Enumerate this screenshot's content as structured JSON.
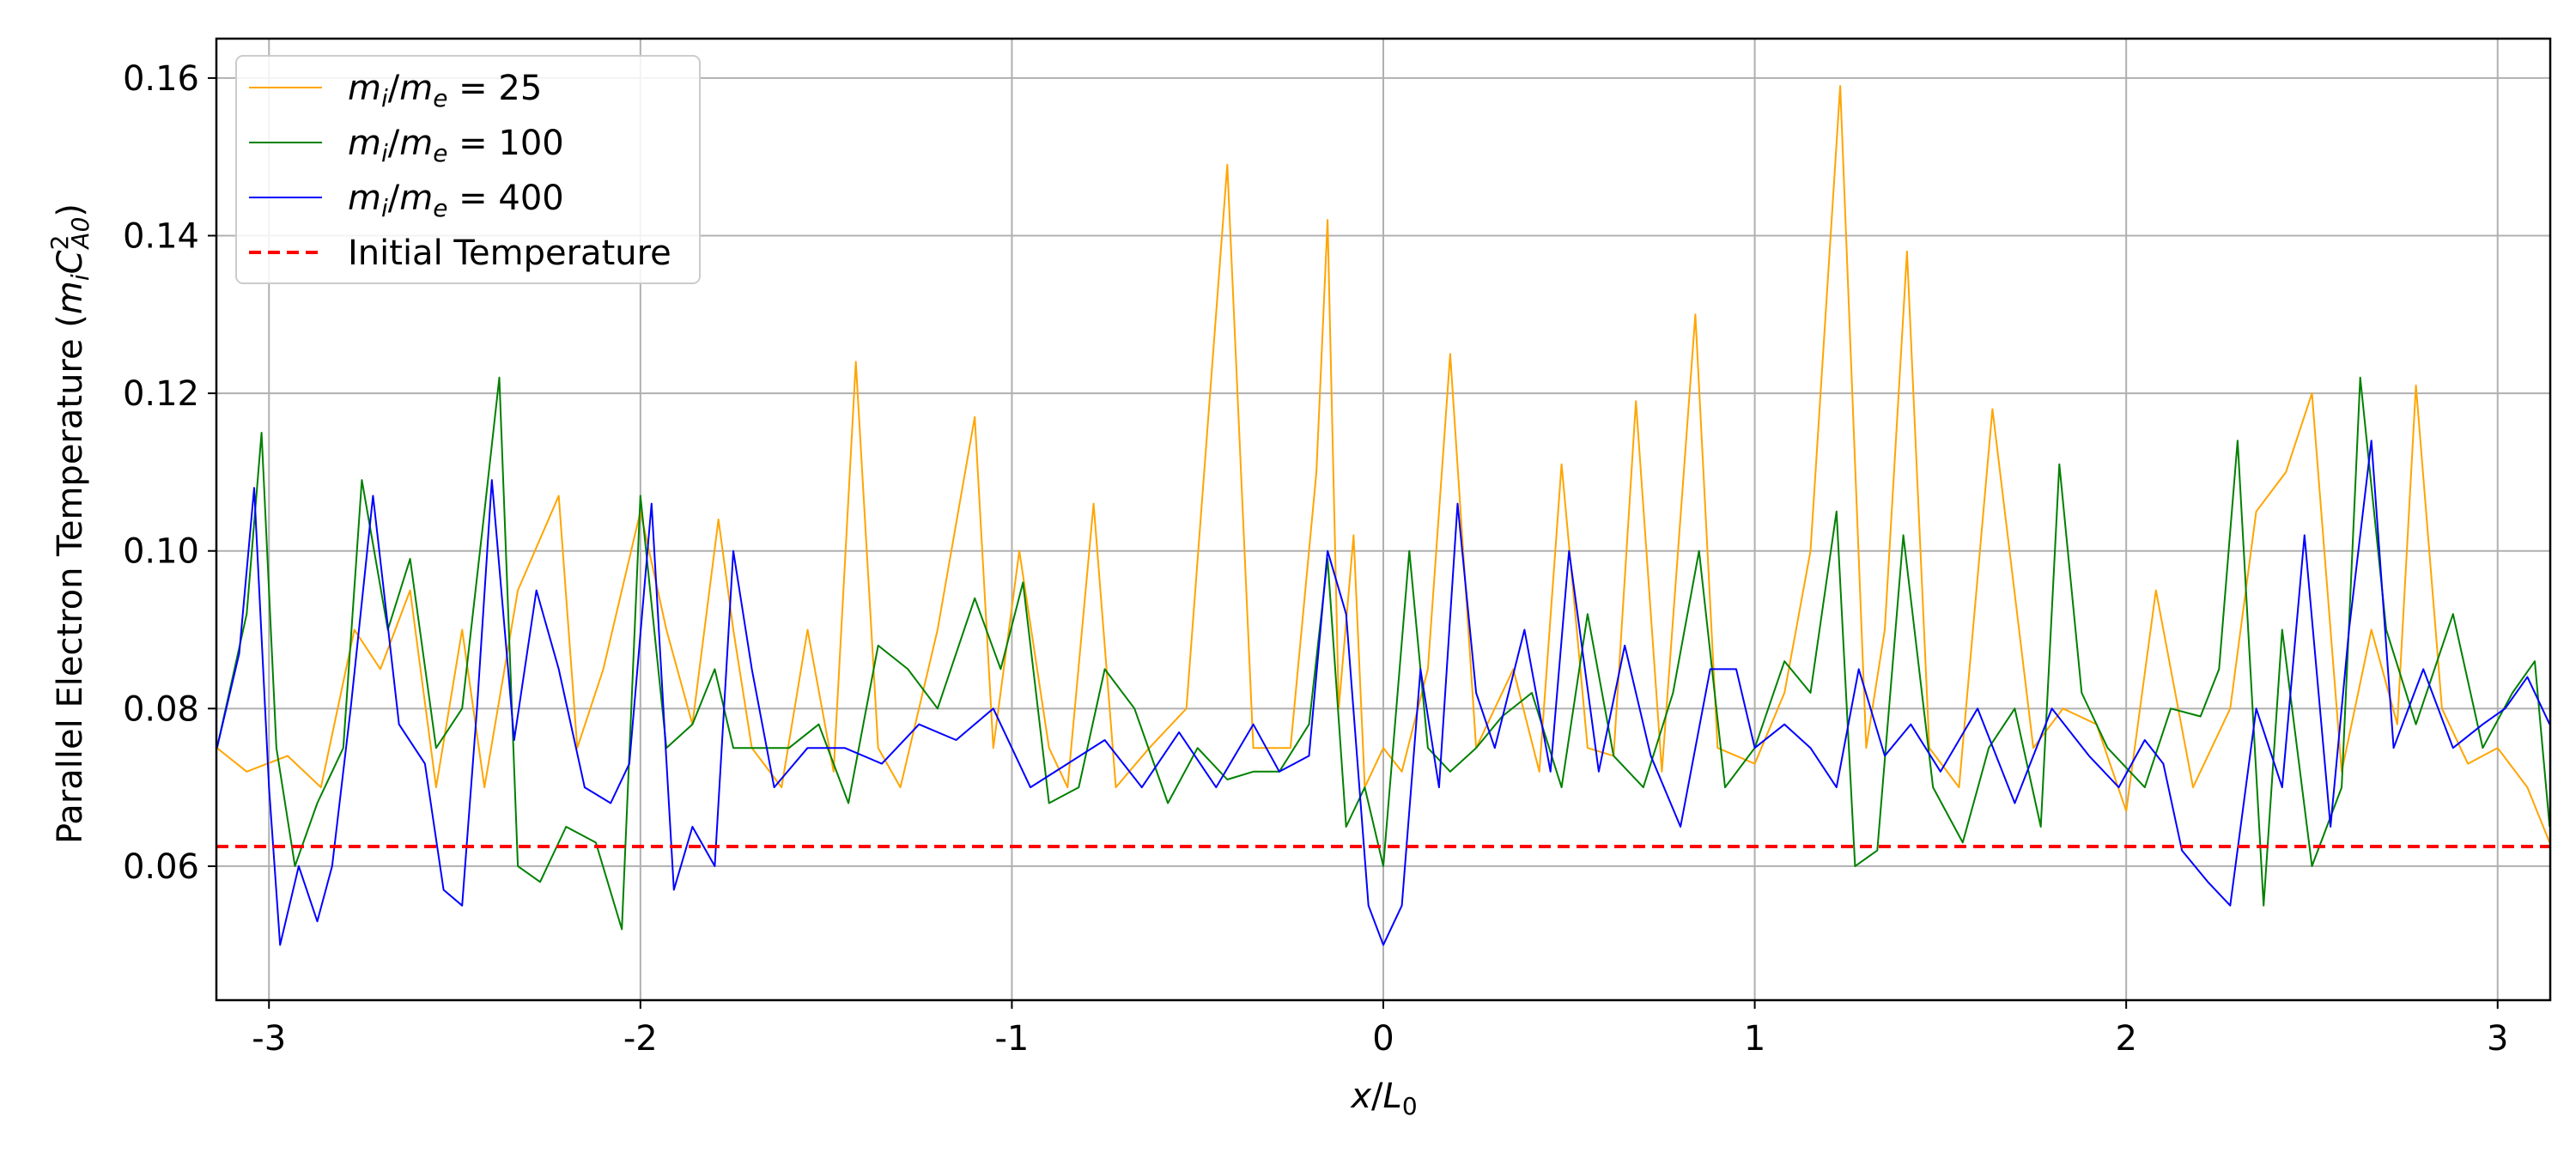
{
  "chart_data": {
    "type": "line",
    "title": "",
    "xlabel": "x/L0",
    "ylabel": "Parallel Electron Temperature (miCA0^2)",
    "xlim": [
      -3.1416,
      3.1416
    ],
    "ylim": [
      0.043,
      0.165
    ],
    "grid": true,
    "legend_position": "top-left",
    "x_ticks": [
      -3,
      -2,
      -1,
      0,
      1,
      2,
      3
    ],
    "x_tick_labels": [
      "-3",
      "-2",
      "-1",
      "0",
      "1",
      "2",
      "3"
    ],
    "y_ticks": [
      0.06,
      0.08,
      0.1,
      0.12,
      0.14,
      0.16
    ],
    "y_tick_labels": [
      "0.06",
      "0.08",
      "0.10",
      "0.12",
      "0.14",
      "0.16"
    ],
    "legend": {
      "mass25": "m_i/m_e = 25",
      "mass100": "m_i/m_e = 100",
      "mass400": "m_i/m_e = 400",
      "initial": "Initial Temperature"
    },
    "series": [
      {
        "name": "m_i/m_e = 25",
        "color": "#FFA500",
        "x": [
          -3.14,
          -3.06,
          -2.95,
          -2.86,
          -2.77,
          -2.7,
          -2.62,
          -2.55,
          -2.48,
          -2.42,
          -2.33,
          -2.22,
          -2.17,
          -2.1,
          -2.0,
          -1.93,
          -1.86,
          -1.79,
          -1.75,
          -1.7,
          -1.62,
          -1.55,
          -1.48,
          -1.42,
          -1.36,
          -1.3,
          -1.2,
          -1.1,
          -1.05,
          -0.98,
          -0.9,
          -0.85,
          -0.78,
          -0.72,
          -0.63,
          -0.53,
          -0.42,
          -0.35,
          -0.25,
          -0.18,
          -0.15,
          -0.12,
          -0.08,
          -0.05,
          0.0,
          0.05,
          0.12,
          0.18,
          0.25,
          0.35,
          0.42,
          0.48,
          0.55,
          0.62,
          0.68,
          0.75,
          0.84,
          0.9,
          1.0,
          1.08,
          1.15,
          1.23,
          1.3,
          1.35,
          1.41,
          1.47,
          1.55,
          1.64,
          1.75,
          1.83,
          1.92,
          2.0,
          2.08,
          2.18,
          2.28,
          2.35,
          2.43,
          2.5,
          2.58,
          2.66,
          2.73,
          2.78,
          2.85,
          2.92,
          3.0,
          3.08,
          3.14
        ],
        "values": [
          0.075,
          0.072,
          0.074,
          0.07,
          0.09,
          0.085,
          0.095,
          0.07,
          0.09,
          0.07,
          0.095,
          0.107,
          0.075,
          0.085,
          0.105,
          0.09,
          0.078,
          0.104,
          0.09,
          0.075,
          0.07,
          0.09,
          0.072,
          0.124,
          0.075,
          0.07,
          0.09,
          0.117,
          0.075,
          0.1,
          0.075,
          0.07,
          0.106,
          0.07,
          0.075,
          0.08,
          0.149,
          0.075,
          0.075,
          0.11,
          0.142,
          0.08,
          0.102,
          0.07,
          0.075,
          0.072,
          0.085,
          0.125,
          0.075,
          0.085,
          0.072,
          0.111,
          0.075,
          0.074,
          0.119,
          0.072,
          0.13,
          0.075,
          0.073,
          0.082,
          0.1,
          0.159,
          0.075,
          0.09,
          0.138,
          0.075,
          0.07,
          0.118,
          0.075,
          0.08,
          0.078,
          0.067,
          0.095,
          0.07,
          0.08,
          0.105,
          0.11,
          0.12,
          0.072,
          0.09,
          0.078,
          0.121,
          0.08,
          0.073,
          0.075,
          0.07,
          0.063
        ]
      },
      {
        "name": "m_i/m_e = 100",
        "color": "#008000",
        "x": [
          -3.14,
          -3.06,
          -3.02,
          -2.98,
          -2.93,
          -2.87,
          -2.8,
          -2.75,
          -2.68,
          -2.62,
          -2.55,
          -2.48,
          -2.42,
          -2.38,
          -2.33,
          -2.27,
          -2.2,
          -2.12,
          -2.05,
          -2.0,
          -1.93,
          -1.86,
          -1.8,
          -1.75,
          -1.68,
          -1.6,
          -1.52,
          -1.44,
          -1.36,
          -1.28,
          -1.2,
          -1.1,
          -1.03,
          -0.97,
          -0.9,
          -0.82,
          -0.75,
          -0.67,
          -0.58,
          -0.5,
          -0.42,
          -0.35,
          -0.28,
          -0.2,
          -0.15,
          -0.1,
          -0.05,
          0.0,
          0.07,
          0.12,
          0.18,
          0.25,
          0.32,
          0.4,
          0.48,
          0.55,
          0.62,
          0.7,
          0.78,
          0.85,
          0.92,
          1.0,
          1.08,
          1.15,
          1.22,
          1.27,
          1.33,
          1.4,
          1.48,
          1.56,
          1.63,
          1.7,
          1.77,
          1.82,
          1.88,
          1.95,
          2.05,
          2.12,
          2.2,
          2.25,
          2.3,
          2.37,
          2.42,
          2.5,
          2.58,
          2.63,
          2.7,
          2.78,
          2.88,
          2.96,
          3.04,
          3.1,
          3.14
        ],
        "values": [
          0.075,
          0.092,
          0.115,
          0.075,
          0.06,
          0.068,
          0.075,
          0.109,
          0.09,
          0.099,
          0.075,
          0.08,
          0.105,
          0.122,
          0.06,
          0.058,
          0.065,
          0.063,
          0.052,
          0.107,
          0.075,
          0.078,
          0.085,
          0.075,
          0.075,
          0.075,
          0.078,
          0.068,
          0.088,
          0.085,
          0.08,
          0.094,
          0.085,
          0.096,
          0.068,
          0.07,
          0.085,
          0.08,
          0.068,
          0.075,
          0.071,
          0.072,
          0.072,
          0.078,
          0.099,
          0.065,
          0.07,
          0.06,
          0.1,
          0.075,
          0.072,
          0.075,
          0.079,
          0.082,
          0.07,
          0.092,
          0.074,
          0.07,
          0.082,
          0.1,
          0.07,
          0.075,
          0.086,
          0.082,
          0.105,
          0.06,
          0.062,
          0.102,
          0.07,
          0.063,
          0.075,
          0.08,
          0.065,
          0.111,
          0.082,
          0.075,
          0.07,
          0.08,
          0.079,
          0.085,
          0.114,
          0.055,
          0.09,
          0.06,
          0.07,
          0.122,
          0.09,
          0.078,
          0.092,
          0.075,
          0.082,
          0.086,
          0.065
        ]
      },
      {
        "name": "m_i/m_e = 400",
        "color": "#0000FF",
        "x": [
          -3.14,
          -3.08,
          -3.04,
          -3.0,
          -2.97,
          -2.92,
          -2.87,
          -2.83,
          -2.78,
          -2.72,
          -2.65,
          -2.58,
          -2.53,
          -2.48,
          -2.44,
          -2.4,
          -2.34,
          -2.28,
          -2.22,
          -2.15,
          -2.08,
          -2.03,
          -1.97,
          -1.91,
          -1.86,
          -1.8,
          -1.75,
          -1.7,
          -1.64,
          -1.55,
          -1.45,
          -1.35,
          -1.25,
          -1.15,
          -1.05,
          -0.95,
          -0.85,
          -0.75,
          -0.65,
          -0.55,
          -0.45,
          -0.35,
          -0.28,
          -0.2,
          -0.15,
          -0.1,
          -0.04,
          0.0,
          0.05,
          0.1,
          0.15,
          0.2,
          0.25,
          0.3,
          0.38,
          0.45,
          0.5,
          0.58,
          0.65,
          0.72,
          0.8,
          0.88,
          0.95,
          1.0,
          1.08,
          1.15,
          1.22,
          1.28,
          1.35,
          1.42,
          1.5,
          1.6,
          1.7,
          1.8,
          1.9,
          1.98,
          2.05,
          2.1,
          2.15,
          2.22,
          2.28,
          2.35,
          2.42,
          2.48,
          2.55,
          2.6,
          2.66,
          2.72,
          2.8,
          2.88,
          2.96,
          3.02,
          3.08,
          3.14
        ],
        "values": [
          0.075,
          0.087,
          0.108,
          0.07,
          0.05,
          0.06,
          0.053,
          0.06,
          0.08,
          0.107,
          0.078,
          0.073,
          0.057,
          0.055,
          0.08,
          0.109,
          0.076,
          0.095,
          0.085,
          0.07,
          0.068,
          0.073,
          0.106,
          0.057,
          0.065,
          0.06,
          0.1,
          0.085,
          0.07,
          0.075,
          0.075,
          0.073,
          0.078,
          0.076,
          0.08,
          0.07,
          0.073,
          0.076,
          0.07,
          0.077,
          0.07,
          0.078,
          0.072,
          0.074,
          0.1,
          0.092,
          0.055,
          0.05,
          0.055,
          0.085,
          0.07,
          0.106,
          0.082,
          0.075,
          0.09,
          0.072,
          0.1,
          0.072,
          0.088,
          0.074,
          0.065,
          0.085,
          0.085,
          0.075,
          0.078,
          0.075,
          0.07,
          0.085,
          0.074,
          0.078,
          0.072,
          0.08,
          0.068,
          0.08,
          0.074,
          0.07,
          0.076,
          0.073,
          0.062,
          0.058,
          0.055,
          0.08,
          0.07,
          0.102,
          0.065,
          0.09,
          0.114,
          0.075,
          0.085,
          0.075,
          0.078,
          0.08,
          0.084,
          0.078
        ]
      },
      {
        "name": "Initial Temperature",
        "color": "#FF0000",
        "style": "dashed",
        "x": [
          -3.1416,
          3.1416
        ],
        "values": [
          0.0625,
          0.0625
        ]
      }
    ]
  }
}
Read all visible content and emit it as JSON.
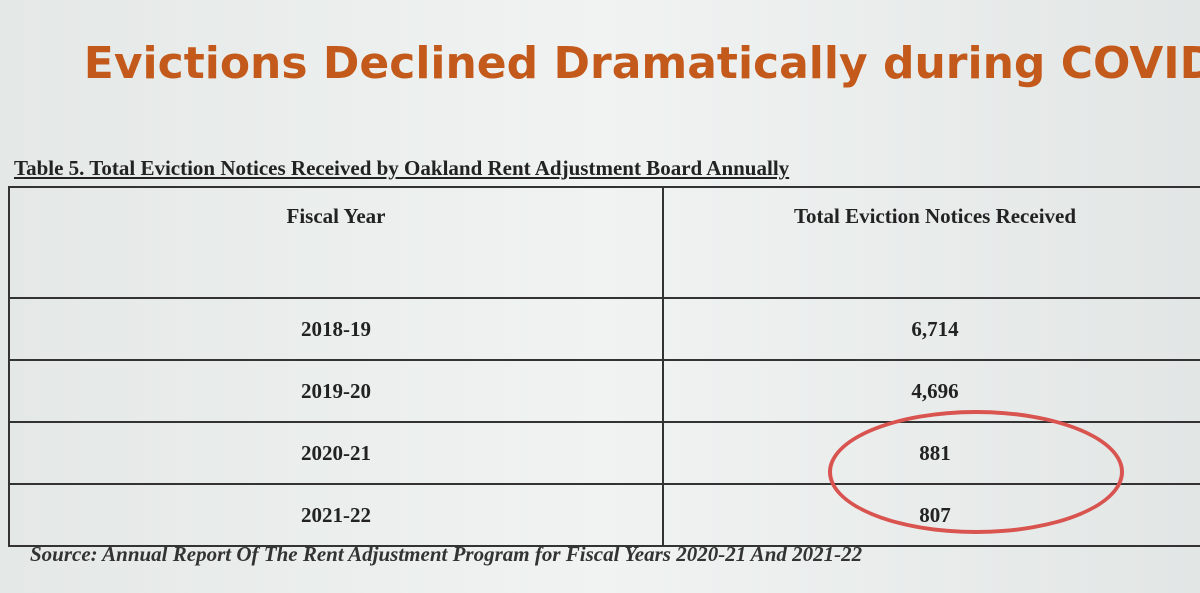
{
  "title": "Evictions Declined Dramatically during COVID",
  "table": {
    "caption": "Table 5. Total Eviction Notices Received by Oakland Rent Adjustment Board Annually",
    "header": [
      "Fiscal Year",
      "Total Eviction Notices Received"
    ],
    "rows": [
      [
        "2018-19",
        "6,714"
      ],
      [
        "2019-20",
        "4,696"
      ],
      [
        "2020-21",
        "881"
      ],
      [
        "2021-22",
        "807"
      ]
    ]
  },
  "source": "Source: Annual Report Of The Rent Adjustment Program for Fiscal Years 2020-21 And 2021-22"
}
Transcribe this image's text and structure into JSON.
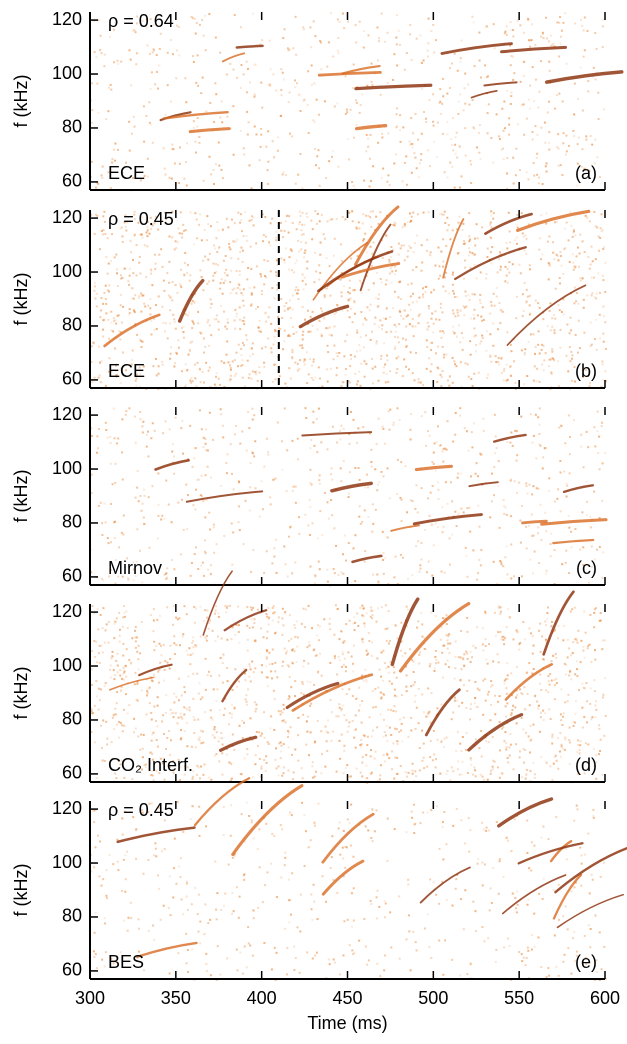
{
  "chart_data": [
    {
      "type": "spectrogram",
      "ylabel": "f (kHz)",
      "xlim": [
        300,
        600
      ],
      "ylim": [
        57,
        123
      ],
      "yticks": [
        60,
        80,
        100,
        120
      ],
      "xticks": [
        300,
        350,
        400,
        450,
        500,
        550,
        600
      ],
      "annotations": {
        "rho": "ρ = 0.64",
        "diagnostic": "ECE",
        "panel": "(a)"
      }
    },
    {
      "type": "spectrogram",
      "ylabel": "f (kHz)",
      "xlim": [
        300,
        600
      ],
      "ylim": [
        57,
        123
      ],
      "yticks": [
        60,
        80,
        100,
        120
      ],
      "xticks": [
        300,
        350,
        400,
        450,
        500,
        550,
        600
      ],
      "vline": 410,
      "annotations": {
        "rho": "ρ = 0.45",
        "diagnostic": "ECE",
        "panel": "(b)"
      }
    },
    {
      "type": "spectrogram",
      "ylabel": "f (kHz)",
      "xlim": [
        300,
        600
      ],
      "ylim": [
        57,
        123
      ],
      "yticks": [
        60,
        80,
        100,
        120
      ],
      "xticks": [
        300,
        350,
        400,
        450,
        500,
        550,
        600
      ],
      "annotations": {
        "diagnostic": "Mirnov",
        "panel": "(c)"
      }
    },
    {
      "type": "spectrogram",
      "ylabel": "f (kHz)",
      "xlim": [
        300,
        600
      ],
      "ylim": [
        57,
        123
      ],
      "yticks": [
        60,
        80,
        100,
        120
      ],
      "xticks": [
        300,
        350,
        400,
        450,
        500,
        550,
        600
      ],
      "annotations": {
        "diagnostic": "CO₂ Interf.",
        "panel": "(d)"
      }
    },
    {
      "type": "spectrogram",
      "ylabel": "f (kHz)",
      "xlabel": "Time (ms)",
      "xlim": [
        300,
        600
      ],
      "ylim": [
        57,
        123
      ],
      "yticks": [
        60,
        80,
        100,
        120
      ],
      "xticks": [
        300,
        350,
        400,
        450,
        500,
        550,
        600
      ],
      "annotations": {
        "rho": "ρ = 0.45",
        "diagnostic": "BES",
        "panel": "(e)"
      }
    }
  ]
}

■ **PROBLEM REQUIREMENTS**: Say how many lines of the material contain the word "Fiscal", with no other text.

■ **ANSWER TO THE PROBLEM**: 2